## REQUEST:
Using the records below, give the number of lines where the word "this" appears, with no further output.

(Collected data entries)
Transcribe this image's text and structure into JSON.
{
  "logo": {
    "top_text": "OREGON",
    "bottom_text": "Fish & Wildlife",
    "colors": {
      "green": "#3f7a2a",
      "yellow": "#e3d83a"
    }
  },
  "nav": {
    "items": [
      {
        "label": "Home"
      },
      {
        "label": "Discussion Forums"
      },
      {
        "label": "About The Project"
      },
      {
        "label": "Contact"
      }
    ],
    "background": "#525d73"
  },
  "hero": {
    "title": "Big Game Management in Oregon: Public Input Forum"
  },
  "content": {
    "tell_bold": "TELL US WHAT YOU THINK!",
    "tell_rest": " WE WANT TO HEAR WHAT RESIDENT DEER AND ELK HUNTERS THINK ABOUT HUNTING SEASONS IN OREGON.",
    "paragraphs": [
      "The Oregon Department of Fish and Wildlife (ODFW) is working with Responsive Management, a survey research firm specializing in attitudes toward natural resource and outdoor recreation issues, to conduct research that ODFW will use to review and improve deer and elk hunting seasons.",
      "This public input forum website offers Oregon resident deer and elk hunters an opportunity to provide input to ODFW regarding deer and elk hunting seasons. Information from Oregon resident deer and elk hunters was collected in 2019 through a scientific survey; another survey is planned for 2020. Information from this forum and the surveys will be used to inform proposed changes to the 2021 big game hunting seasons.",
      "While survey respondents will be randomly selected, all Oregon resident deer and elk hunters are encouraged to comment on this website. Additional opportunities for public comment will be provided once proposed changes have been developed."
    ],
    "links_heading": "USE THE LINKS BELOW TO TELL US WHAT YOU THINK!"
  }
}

## RESULT:
3